■ **Texte du document**
□ □ □
En ouvrant grandes les vannes de l’argent du monde entier, Dubaï est-il en train de devenir un refuge pour criminels ? « Dubaï a une approche de la réglementation commerciale et financière, ainsi que de la criminalité financière étrangère, qui consiste à ne pas poser de questions et à ne pas voir le mal », écrivait l’ONG Tax Justice Network, en 2020. Sollicité par les partenaires de l’enquête, le gouvernement de Dubaï a fait valoir que « les Emirats arabes unis appliquent un cadre réglementaire clair, qui est conforme aux lois et aux standards internationaux visant à lutter contre la criminalité financière ». La plupart des personnalités citées dans l’article n’ont pas répondu aux sollicitations du consortium.

Un pur paradis fiscal

 

La radiographie inédite de l’immobilier dubaïote, livrée par l’enquête « Dubai Uncovered », permet de répondre à une question restée jusqu’ici en suspens : qui investit quoi et combien dans le plus secret des émirats, pur paradis fiscal où n’existent ni impôt sur le revenu et le capital ni impôt sur les sociétés ?

Les données cadastrales obtenues par le C4ADS permettent d’évaluer à au moins 146 milliards de dollars la valeur des biens immobiliers détenus par des étrangers à Dubaï – une somme faramineuse représentant près du tiers du marché de l’immobilier du royaume.
□ □ □
■ **Données de l'exercice**
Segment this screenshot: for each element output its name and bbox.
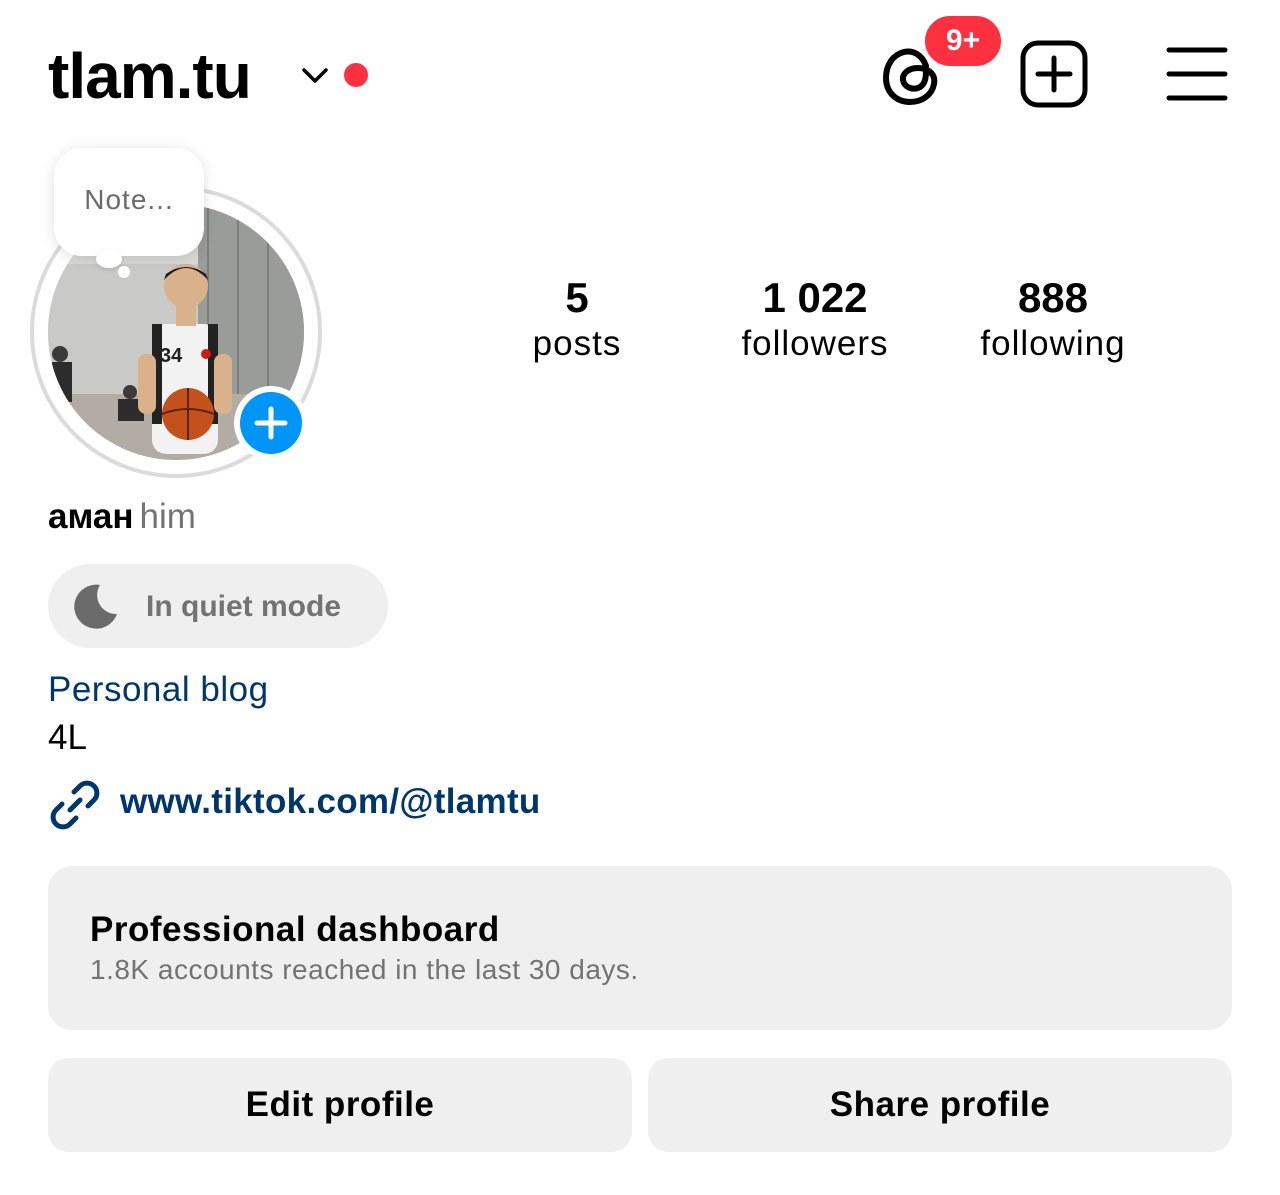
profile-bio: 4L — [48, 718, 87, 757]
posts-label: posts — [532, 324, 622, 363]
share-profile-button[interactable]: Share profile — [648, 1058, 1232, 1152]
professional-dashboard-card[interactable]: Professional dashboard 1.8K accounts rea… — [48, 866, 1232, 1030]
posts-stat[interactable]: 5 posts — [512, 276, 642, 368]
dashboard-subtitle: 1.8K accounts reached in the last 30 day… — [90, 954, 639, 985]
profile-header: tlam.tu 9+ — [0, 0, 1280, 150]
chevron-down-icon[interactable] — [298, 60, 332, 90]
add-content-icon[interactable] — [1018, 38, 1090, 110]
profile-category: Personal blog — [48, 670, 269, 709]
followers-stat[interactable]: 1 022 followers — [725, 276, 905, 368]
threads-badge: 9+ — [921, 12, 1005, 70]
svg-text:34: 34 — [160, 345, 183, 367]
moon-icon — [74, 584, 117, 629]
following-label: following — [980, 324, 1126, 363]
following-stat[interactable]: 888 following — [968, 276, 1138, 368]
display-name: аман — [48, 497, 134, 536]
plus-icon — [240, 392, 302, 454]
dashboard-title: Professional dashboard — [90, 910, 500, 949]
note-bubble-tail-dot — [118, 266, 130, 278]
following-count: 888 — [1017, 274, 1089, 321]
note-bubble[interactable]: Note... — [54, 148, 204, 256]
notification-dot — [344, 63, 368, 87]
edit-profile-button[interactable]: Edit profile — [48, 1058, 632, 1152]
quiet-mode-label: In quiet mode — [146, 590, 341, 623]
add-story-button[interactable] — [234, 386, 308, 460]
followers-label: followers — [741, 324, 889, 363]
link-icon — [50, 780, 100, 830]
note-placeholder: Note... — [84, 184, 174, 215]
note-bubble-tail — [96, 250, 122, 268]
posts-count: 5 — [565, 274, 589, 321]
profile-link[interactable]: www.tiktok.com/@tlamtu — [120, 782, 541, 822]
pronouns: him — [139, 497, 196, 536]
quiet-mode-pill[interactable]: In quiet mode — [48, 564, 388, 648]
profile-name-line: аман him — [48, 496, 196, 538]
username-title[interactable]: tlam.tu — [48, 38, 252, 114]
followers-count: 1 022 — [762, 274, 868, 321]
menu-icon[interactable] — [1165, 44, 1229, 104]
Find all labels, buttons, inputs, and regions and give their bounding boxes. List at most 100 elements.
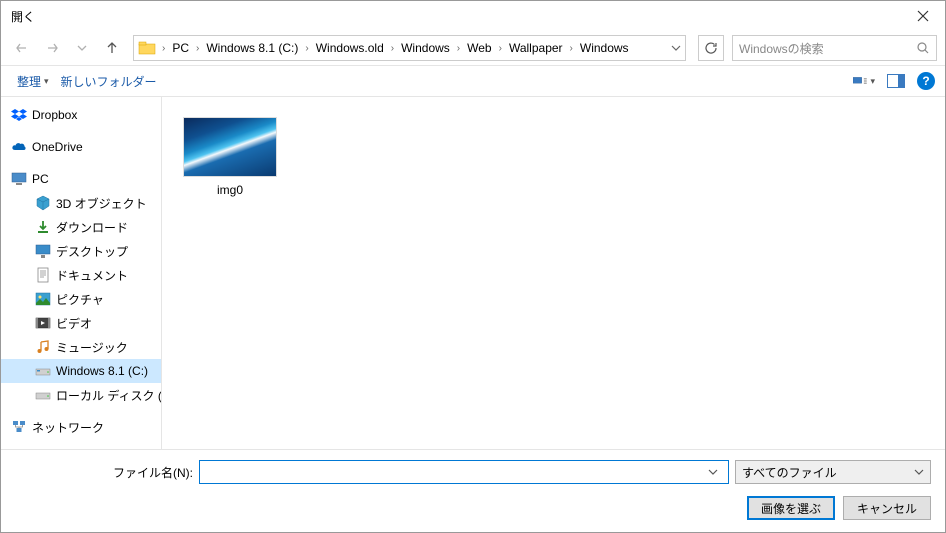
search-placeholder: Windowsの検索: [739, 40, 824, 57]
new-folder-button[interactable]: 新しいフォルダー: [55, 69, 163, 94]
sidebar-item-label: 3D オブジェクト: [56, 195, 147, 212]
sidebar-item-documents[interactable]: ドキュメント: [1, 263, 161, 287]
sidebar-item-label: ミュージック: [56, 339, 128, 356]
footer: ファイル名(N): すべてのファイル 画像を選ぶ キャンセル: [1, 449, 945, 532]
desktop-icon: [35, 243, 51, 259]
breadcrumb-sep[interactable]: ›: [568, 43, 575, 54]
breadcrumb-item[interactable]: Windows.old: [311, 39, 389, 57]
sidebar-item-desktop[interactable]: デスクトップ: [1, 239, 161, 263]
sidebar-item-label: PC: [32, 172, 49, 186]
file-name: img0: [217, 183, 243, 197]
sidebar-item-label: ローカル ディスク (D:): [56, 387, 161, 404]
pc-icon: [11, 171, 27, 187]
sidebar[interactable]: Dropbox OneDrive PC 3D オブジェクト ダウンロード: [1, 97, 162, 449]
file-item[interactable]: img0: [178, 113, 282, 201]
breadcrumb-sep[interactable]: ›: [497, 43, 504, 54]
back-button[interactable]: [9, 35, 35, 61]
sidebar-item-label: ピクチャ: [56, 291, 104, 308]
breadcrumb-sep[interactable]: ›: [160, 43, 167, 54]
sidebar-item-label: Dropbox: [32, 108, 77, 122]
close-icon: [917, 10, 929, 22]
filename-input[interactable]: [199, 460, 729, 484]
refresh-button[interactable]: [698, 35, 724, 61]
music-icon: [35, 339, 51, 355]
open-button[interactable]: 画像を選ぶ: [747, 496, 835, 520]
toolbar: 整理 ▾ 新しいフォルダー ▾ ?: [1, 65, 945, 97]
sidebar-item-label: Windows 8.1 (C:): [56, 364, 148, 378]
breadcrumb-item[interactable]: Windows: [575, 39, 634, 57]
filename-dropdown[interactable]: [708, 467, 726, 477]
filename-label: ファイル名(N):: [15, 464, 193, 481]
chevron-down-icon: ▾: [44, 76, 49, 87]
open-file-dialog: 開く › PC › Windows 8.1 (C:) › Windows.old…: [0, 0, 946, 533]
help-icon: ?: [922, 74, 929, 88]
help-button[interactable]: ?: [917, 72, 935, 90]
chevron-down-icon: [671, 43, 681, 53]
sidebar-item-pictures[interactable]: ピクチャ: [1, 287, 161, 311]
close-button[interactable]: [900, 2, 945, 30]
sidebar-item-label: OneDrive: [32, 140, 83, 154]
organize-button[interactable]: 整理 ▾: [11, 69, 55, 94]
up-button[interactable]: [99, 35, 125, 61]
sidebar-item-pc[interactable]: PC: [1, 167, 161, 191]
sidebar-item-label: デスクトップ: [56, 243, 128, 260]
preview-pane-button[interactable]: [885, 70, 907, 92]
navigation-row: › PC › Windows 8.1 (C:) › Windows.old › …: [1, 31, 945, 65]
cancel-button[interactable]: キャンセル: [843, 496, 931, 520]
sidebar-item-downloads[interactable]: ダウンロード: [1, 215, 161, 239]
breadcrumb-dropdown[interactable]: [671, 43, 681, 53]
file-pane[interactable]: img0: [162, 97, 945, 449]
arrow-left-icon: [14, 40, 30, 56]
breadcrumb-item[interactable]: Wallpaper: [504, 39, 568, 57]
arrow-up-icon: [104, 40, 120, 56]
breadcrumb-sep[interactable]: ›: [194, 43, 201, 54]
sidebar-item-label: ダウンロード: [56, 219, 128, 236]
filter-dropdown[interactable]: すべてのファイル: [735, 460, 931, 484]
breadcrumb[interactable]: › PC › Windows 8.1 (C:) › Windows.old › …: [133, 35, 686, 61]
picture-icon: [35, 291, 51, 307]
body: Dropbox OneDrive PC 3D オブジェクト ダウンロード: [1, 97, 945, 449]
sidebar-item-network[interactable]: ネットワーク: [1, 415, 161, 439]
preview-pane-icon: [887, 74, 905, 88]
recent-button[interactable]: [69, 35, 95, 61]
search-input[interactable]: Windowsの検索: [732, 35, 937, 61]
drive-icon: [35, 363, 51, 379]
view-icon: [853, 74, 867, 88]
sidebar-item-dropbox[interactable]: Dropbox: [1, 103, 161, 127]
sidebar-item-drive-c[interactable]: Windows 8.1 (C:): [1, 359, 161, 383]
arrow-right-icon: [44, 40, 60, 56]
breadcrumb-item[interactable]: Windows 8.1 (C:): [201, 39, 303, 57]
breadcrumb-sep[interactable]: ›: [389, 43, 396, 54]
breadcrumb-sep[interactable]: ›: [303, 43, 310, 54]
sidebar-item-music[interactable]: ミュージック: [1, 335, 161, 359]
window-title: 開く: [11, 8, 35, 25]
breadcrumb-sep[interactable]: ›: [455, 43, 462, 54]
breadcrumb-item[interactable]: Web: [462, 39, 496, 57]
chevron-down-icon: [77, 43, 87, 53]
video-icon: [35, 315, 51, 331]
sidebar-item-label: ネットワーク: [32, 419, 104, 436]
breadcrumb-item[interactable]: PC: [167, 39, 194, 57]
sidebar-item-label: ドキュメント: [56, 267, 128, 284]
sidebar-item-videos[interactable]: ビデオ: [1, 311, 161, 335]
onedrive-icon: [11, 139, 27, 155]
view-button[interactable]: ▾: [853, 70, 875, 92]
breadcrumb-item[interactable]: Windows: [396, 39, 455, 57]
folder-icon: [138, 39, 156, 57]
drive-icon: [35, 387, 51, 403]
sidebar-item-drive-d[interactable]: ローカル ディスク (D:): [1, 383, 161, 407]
□ □ □
■ **Consignes**
1 - Recopiez à l'identique le passage du texte sur l'immobilier à Dubaï qui va de « Un pur paradis » à « sur les sociétés ? ».
2 - Transformez en liste numérotée, sans les lignes vides, uniquement les lignes du listing allant de la ligne contenant « profile-bio: 4L — [48, 718, 87, 757] » à la ligne contenant « Find all labels, buttons, inputs, and ».

■ **Corrigés**
1 -
Un pur paradis fiscal

 

La radiographie inédite de l’immobilier dubaïote, livrée par l’enquête « Dubai Uncovered », permet de répondre à une question restée jusqu’ici en suspens : qui investit quoi et combien dans le plus secret des émirats, pur paradis fiscal où n’existent ni impôt sur le revenu et le capital ni impôt sur les sociétés ?

2 -
1. profile-bio: 4L — [48, 718, 87, 757]
2. posts-label: posts — [532, 324, 622, 363]
3. share-profile-button[interactable]: Share profile — [648, 1058, 1232, 1152]
4. professional-dashboard-card[interactable]: Professional dashboard 1.8K accounts rea… — [48, 866, 1232, 1030]
5. posts-stat[interactable]: 5 posts — [512, 276, 642, 368]
6. dashboard-subtitle: 1.8K accounts reached in the last 30 day… — [90, 954, 639, 985]
7. profile-header: tlam.tu 9+ — [0, 0, 1280, 150]
8. chevron-down-icon[interactable] — [298, 60, 332, 90]
9. add-content-icon[interactable] — [1018, 38, 1090, 110]
10. profile-category: Personal blog — [48, 670, 269, 709]
11. followers-stat[interactable]: 1 022 followers — [725, 276, 905, 368]
12. threads-badge: 9+ — [921, 12, 1005, 70]
13. svg-text:34: 34 — [160, 345, 183, 367]
14. moon-icon — [74, 584, 117, 629]
15. following-label: following — [980, 324, 1126, 363]
16. following-stat[interactable]: 888 following — [968, 276, 1138, 368]
17. display-name: аман — [48, 497, 134, 536]
18. plus-icon — [240, 392, 302, 454]
19. dashboard-title: Professional dashboard — [90, 910, 500, 949]
20. note-bubble-tail-dot — [118, 266, 130, 278]
21. following-count: 888 — [1017, 274, 1089, 321]
22. note-bubble[interactable]: Note... — [54, 148, 204, 256]
23. notification-dot — [344, 63, 368, 87]
24. edit-profile-button[interactable]: Edit profile — [48, 1058, 632, 1152]
25. quiet-mode-label: In quiet mode — [146, 590, 341, 623]
26. add-story-button[interactable] — [234, 386, 308, 460]
27. followers-label: followers — [741, 324, 889, 363]
28. link-icon — [50, 780, 100, 830]
29. note-placeholder: Note... — [84, 184, 174, 215]
30. note-bubble-tail — [96, 250, 122, 268]
31. posts-count: 5 — [565, 274, 589, 321]
32. profile-link[interactable]: www.tiktok.com/@tlamtu — [120, 782, 541, 822]
33. pronouns: him — [139, 497, 196, 536]
34. quiet-mode-pill[interactable]: In quiet mode — [48, 564, 388, 648]
35. profile-name-line: аман him — [48, 496, 196, 538]
36. username-title[interactable]: tlam.tu — [48, 38, 252, 114]
37. followers-count: 1 022 — [762, 274, 868, 321]
38. menu-icon[interactable] — [1165, 44, 1229, 104]
39. Find all labels, buttons, inputs, and regions and give their bounding boxes. List at most 100 elements.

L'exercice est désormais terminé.